* **The request**:
Copy nothing but the text: repeat each entry exactly and drop the images.

* **Data to process**:
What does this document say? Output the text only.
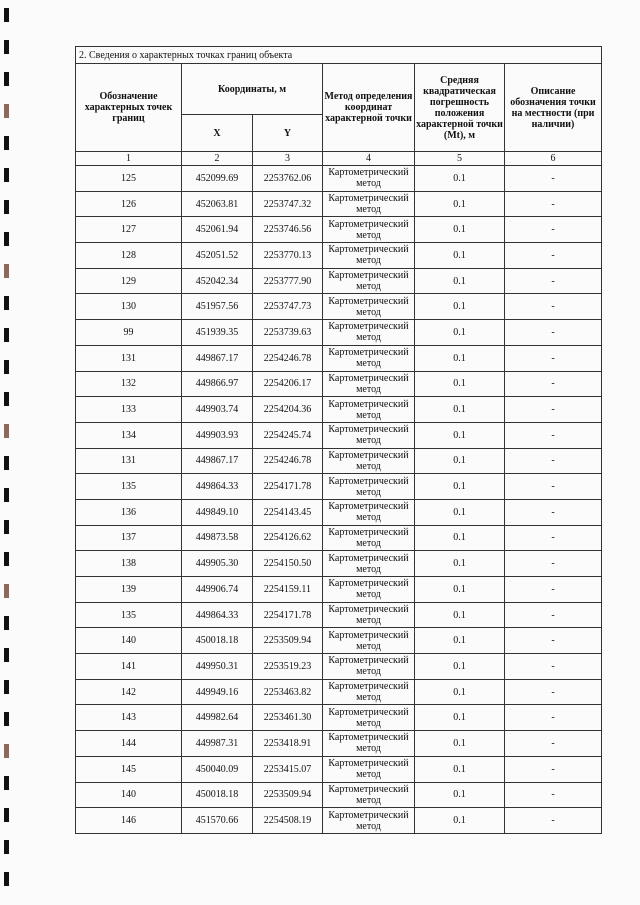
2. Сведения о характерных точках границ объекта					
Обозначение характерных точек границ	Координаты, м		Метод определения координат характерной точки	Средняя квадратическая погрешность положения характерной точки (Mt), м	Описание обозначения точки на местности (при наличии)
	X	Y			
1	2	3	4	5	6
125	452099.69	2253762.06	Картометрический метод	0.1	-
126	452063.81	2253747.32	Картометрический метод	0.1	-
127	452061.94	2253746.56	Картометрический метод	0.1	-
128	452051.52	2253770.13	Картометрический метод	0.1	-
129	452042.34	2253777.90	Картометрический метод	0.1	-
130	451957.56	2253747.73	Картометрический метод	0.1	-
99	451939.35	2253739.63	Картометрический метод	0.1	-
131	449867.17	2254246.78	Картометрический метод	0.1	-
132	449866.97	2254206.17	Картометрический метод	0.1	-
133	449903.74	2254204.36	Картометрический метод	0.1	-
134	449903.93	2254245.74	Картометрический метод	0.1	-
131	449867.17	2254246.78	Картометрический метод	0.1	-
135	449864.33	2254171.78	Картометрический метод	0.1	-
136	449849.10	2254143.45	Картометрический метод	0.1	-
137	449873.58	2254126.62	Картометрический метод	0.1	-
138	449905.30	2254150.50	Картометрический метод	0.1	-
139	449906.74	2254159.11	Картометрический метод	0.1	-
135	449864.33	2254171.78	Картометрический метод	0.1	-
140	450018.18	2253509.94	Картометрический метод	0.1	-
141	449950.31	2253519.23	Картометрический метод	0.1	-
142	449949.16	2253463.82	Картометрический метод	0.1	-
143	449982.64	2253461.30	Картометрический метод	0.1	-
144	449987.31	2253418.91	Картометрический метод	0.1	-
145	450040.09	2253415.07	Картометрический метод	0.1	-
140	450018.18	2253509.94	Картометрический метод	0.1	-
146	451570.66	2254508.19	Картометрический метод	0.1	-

* **Result of this exercise**:
What does this document say? Output the text only.
2. Сведения о характерных точках границ объекта					
Обозначение характерных точек границ	Координаты, м		Метод определения координат характерной точки	Средняя квадратическая погрешность положения характерной точки (Mt), м	Описание обозначения точки на местности (при наличии)
	X	Y			
1	2	3	4	5	6
125	452099.69	2253762.06	Картометрический метод	0.1	-
126	452063.81	2253747.32	Картометрический метод	0.1	-
127	452061.94	2253746.56	Картометрический метод	0.1	-
128	452051.52	2253770.13	Картометрический метод	0.1	-
129	452042.34	2253777.90	Картометрический метод	0.1	-
130	451957.56	2253747.73	Картометрический метод	0.1	-
99	451939.35	2253739.63	Картометрический метод	0.1	-
131	449867.17	2254246.78	Картометрический метод	0.1	-
132	449866.97	2254206.17	Картометрический метод	0.1	-
133	449903.74	2254204.36	Картометрический метод	0.1	-
134	449903.93	2254245.74	Картометрический метод	0.1	-
131	449867.17	2254246.78	Картометрический метод	0.1	-
135	449864.33	2254171.78	Картометрический метод	0.1	-
136	449849.10	2254143.45	Картометрический метод	0.1	-
137	449873.58	2254126.62	Картометрический метод	0.1	-
138	449905.30	2254150.50	Картометрический метод	0.1	-
139	449906.74	2254159.11	Картометрический метод	0.1	-
135	449864.33	2254171.78	Картометрический метод	0.1	-
140	450018.18	2253509.94	Картометрический метод	0.1	-
141	449950.31	2253519.23	Картометрический метод	0.1	-
142	449949.16	2253463.82	Картометрический метод	0.1	-
143	449982.64	2253461.30	Картометрический метод	0.1	-
144	449987.31	2253418.91	Картометрический метод	0.1	-
145	450040.09	2253415.07	Картометрический метод	0.1	-
140	450018.18	2253509.94	Картометрический метод	0.1	-
146	451570.66	2254508.19	Картометрический метод	0.1	-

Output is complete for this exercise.